[Dataset extract]
⁂

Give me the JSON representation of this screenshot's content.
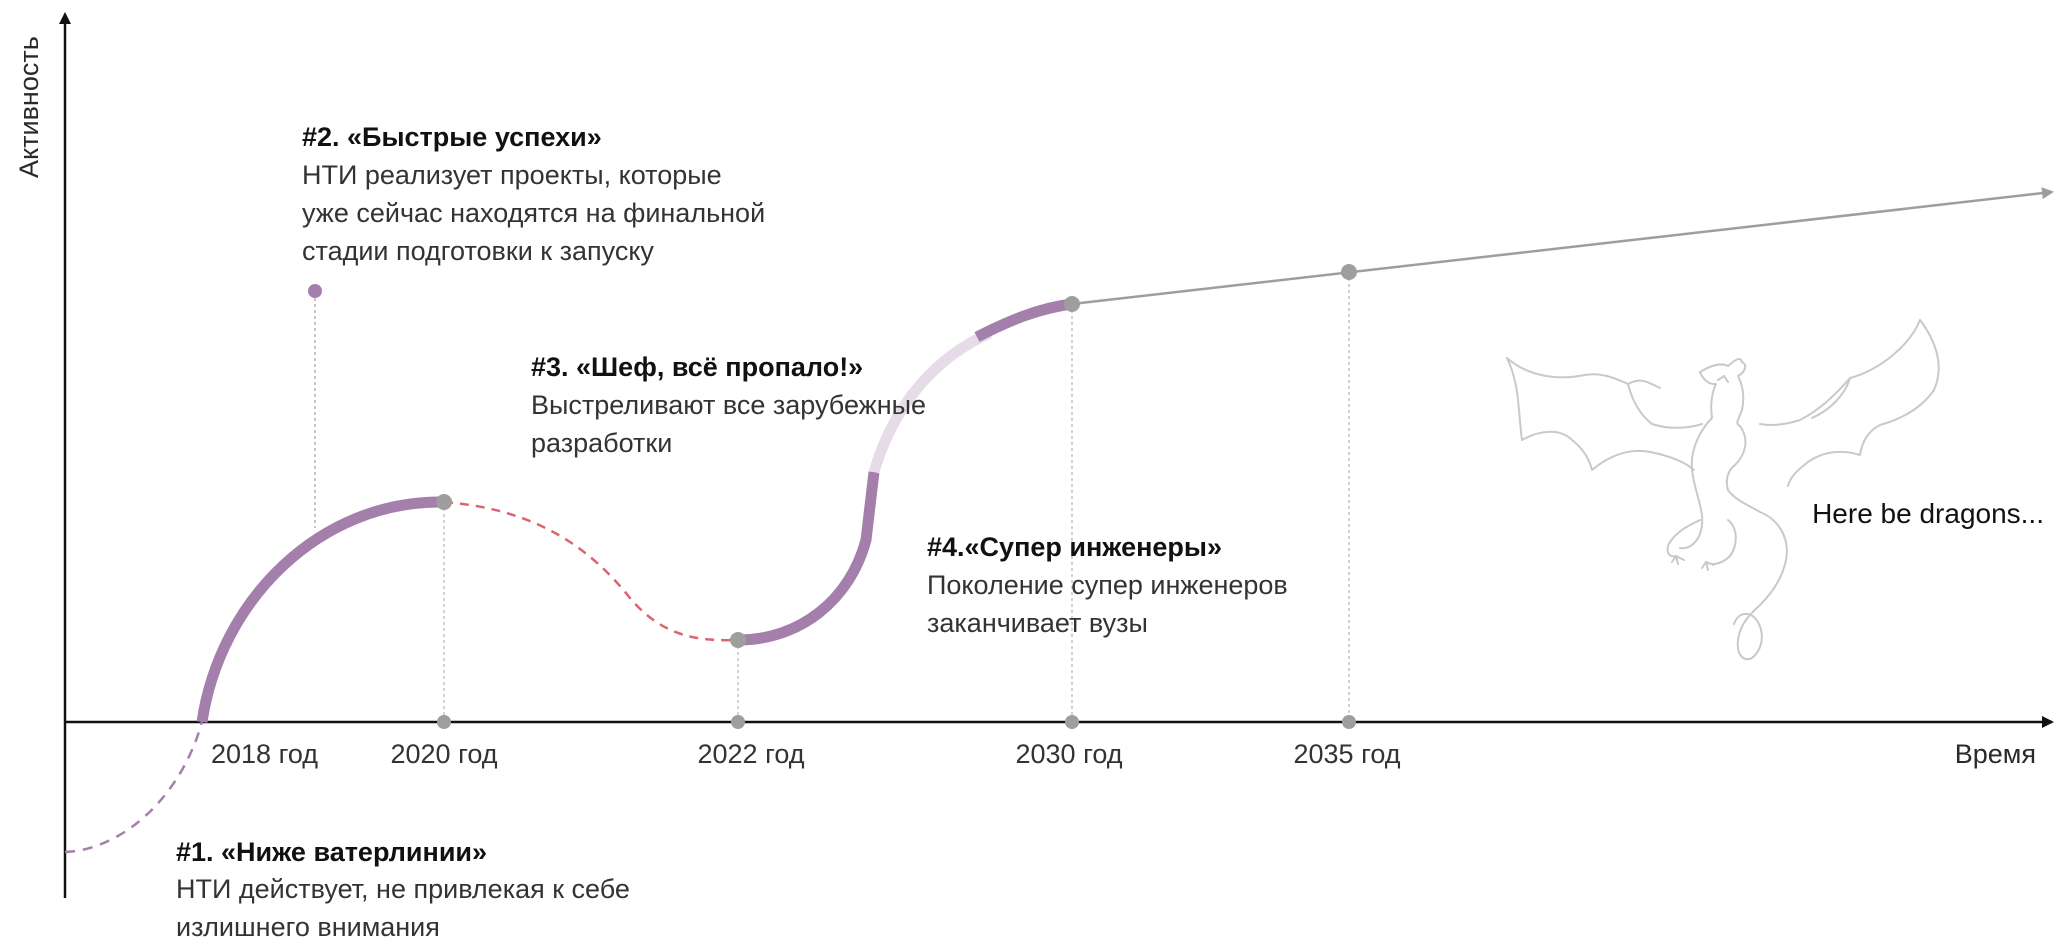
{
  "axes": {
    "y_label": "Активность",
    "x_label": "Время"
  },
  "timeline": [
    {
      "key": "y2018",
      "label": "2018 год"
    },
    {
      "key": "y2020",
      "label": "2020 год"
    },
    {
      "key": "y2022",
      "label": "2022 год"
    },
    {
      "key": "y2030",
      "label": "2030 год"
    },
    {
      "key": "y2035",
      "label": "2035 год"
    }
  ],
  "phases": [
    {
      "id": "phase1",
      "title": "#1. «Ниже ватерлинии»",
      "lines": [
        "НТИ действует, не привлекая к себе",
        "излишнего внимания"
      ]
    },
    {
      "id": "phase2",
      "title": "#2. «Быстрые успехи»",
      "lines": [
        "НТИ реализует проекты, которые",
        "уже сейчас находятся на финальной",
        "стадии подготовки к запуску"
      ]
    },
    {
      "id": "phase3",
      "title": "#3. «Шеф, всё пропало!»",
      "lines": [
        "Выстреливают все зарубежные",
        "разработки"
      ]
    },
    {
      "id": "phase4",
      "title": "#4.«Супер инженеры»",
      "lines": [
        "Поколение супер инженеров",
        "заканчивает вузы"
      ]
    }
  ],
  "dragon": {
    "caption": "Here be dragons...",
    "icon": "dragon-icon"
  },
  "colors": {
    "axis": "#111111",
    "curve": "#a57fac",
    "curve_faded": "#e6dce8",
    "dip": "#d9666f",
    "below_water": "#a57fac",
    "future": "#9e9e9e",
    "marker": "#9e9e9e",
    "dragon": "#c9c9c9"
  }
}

⁂

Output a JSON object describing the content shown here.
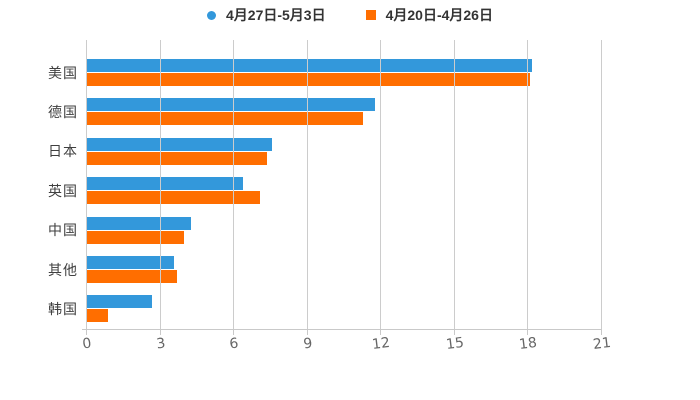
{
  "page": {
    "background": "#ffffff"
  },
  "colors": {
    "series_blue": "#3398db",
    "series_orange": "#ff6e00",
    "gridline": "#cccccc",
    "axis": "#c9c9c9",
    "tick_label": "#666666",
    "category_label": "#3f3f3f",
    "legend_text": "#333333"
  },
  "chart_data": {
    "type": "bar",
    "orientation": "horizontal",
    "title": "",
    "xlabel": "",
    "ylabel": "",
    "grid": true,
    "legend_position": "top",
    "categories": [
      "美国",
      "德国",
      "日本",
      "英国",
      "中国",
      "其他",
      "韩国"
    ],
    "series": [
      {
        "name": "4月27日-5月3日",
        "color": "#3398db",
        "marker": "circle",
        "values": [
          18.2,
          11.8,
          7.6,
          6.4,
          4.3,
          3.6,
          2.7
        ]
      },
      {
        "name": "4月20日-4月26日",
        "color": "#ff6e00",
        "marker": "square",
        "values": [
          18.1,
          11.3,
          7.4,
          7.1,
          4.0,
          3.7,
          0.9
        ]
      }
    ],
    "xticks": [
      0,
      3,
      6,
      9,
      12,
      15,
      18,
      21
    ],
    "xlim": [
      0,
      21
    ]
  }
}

⁂

Pull every line containing "marker" out of the data above.

[Finished task]
    "marker": "#9e9e9e",
        "marker": "circle",
        "marker": "square",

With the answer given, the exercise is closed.